Task:
Below is a listing to transcribe in full and exactly; keep the pictures out.

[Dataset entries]
········
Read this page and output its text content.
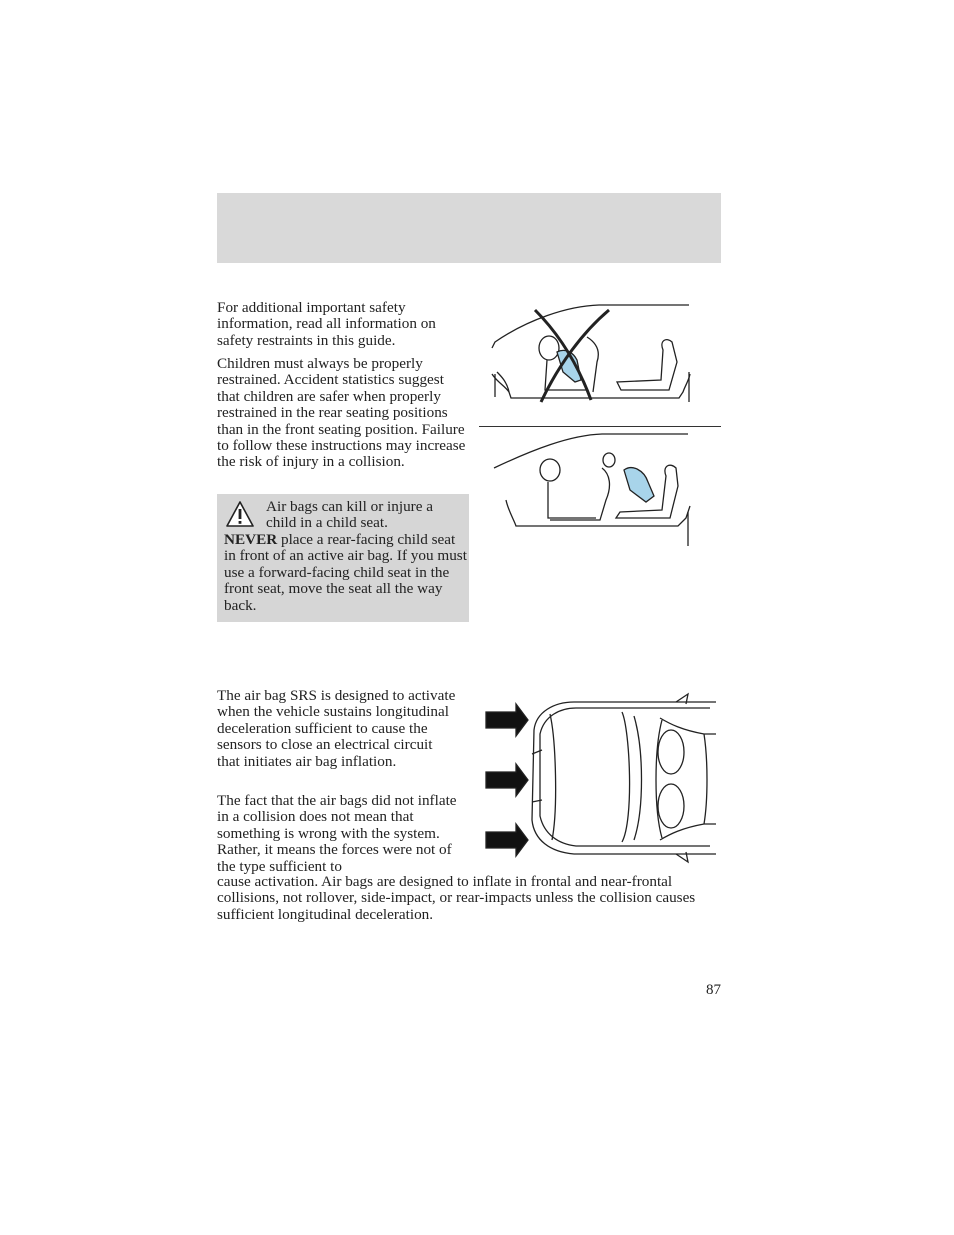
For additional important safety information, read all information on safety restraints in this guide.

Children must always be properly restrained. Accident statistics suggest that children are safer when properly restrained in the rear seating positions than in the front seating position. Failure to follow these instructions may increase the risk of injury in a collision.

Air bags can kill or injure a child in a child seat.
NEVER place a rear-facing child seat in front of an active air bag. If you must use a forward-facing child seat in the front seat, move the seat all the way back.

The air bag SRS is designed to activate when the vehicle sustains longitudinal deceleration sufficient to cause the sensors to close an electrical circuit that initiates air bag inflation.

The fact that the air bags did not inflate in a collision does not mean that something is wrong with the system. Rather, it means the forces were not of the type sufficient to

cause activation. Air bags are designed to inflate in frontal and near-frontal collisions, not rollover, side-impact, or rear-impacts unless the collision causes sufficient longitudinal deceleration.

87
········
Solution:
Read this page and output its text content.
For additional important safety information, read all information on safety restraints in this guide.

Children must always be properly restrained. Accident statistics suggest that children are safer when properly restrained in the rear seating positions than in the front seating position. Failure to follow these instructions may increase the risk of injury in a collision.

Air bags can kill or injure a child in a child seat.
NEVER place a rear-facing child seat in front of an active air bag. If you must use a forward-facing child seat in the front seat, move the seat all the way back.

The air bag SRS is designed to activate when the vehicle sustains longitudinal deceleration sufficient to cause the sensors to close an electrical circuit that initiates air bag inflation.

The fact that the air bags did not inflate in a collision does not mean that something is wrong with the system. Rather, it means the forces were not of the type sufficient to

cause activation. Air bags are designed to inflate in frontal and near-frontal collisions, not rollover, side-impact, or rear-impacts unless the collision causes sufficient longitudinal deceleration.

87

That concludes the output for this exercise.